**WHAT THE EXERCISE ASKS:**
Gather up all lines that carry the word "eine".

**ROWS:**
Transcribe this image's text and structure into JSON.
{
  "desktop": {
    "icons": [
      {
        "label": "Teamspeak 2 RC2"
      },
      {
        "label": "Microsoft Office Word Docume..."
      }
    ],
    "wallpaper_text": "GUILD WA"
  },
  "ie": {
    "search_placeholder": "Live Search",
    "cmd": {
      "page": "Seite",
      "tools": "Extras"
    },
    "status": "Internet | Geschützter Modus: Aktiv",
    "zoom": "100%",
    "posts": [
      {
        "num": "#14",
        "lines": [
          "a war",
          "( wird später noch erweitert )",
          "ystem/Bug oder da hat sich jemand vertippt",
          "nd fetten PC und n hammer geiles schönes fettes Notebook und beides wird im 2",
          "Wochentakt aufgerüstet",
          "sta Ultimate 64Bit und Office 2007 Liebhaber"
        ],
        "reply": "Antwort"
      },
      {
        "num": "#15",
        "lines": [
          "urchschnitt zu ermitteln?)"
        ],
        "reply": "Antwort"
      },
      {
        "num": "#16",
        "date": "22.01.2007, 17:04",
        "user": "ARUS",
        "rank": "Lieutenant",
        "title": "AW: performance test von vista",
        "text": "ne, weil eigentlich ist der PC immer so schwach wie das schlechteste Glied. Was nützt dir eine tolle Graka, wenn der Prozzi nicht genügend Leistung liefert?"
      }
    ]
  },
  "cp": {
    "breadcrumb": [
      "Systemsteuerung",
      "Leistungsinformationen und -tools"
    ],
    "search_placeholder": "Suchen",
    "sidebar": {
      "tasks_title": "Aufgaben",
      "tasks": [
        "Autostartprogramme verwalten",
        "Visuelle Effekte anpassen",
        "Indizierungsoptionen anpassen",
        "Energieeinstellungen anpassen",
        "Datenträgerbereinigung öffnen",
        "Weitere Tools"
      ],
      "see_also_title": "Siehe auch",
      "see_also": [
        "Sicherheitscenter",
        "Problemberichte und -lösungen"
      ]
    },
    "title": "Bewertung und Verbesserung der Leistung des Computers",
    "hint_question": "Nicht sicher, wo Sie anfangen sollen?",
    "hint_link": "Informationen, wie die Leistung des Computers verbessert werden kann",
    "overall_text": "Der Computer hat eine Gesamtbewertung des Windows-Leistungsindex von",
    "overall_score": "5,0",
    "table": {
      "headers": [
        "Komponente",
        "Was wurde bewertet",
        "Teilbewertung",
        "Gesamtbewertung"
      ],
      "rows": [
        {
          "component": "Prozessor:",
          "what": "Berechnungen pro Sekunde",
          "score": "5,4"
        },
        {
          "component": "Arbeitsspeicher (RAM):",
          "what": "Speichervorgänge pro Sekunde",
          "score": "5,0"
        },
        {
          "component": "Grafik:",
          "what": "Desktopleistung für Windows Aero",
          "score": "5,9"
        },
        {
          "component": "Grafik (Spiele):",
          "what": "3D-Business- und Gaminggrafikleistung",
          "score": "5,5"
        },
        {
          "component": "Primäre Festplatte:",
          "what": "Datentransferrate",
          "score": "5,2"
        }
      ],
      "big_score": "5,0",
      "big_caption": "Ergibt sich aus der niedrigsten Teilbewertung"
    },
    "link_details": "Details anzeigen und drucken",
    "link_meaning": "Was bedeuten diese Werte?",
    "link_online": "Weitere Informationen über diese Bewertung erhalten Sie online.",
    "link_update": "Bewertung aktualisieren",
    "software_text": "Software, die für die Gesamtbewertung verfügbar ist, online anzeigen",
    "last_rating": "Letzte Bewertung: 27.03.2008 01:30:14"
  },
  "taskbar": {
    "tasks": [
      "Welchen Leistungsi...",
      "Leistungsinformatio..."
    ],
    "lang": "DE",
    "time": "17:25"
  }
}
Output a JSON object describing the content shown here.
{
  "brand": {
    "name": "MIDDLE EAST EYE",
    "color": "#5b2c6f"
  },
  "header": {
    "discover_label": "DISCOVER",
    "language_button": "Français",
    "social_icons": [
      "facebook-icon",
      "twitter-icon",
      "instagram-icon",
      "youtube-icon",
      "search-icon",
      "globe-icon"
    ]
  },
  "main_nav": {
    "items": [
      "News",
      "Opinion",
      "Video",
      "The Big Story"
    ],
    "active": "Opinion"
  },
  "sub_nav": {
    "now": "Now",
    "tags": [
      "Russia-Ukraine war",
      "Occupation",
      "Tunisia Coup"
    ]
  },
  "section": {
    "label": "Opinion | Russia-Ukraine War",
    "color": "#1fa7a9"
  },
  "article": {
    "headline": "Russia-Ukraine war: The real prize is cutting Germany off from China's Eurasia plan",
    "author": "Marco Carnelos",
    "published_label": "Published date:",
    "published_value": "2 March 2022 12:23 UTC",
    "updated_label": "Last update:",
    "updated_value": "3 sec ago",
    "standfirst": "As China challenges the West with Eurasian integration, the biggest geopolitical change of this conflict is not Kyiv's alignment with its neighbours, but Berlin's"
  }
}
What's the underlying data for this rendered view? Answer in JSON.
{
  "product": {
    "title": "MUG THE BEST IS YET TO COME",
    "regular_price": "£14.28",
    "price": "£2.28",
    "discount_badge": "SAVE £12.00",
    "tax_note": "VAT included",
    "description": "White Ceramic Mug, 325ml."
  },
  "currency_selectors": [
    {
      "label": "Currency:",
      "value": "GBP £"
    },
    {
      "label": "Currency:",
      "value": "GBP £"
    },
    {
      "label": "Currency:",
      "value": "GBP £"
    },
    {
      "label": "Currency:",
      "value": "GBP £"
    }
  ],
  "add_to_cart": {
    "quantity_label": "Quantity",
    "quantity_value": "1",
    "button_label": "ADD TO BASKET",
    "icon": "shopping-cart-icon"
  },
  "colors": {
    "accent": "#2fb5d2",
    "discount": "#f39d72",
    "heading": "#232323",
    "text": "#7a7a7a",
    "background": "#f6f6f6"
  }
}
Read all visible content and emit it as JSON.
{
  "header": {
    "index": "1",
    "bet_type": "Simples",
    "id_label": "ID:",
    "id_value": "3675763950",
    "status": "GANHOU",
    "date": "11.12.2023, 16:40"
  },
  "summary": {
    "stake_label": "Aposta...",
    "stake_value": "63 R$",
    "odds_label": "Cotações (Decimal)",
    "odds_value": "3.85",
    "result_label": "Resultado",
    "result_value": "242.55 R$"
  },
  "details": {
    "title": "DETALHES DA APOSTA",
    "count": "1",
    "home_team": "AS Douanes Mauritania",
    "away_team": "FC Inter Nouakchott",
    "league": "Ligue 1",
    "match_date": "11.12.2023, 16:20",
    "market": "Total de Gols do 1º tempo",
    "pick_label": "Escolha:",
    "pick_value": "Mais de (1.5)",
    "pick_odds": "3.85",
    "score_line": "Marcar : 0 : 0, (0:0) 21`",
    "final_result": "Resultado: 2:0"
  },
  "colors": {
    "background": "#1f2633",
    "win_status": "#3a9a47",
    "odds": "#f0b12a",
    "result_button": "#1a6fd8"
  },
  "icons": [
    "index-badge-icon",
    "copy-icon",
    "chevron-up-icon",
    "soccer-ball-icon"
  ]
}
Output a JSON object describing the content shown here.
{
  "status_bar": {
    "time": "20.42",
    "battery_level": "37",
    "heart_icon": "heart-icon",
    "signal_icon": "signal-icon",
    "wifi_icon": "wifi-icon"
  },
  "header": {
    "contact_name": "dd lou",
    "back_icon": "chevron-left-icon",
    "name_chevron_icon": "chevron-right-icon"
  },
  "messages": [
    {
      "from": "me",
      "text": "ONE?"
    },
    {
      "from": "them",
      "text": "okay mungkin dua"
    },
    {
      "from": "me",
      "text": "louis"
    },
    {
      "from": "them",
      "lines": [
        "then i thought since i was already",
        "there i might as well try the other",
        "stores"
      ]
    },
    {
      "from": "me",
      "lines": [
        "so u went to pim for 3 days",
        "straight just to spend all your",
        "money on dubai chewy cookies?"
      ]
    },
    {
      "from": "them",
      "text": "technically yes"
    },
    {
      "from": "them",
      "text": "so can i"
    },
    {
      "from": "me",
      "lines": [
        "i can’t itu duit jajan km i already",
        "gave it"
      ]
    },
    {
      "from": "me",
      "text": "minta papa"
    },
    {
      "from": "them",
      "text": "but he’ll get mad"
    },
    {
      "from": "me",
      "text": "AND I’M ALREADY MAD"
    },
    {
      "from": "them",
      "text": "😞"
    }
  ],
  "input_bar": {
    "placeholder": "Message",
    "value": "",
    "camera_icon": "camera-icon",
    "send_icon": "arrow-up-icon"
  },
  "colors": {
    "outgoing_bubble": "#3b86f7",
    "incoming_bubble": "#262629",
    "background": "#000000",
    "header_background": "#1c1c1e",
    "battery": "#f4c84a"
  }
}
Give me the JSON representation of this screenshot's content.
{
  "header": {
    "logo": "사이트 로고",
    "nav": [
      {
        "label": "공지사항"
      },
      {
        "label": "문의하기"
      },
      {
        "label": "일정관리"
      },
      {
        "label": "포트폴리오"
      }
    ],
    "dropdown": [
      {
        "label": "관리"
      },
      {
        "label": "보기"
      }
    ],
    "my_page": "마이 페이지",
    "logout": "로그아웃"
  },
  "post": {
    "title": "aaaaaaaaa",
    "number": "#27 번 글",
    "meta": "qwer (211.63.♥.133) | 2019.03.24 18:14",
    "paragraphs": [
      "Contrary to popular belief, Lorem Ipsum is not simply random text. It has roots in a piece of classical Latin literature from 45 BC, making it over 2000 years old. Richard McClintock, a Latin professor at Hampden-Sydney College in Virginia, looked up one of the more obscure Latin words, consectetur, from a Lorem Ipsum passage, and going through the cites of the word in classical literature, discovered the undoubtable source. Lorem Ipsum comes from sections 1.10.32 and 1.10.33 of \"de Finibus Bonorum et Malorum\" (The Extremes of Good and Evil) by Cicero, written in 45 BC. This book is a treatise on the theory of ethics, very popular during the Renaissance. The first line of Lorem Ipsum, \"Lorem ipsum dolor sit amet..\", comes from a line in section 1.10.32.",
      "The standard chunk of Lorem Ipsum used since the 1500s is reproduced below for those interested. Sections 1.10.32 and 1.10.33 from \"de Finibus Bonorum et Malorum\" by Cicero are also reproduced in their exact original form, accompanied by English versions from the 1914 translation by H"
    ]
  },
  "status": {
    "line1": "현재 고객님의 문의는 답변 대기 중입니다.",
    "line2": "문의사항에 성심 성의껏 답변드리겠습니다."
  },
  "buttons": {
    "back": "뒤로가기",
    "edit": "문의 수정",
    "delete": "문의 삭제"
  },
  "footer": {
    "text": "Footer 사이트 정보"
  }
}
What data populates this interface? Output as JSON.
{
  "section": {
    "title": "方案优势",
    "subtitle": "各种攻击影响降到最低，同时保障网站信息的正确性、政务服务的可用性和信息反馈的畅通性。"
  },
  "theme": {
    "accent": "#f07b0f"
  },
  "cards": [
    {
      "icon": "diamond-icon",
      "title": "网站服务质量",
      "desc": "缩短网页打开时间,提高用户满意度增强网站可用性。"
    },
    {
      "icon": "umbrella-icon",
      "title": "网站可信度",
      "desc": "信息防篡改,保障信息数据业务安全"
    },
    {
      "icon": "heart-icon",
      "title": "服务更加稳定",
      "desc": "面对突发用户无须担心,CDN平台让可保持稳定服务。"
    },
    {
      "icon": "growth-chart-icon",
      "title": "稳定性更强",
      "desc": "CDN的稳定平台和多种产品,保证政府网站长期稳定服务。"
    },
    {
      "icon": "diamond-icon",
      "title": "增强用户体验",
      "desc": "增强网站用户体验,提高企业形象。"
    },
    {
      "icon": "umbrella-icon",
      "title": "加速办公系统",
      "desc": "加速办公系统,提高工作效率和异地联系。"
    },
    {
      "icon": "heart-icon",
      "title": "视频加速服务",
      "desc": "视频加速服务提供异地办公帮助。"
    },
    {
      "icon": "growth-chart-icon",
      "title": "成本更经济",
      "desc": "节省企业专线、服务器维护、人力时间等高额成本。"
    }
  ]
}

**EXERCISE ANSWER:**
        "text": "ne, weil eigentlich ist der PC immer so schwach wie das schlechteste Glied. Was nützt dir eine tolle Graka, wenn der Prozzi nicht genügend Leistung liefert?"
    "overall_text": "Der Computer hat eine Gesamtbewertung des Windows-Leistungsindex von",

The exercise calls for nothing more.